Directions:
Find the lines below that contain the string "icon". Copy each one.

Stored dataset items:
━━━━━━━━
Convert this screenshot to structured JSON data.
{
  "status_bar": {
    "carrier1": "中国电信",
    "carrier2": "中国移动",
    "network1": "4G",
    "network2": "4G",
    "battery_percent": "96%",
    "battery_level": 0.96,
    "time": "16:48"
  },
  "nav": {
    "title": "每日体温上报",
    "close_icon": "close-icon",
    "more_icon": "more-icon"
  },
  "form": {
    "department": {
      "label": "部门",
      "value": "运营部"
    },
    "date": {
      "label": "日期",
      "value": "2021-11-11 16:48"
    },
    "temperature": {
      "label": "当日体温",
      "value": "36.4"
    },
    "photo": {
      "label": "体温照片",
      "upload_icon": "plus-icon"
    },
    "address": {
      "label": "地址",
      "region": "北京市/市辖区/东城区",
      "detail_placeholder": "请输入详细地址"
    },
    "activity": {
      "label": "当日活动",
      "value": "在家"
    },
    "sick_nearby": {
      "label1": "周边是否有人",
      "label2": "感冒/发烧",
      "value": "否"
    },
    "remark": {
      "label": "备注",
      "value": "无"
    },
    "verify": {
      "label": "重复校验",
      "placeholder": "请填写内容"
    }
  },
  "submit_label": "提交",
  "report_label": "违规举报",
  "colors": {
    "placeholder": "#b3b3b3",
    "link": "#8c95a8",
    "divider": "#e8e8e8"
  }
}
━━━━━━━━
Output for this exercise:
    "close_icon": "close-icon",
    "more_icon": "more-icon"
      "upload_icon": "plus-icon"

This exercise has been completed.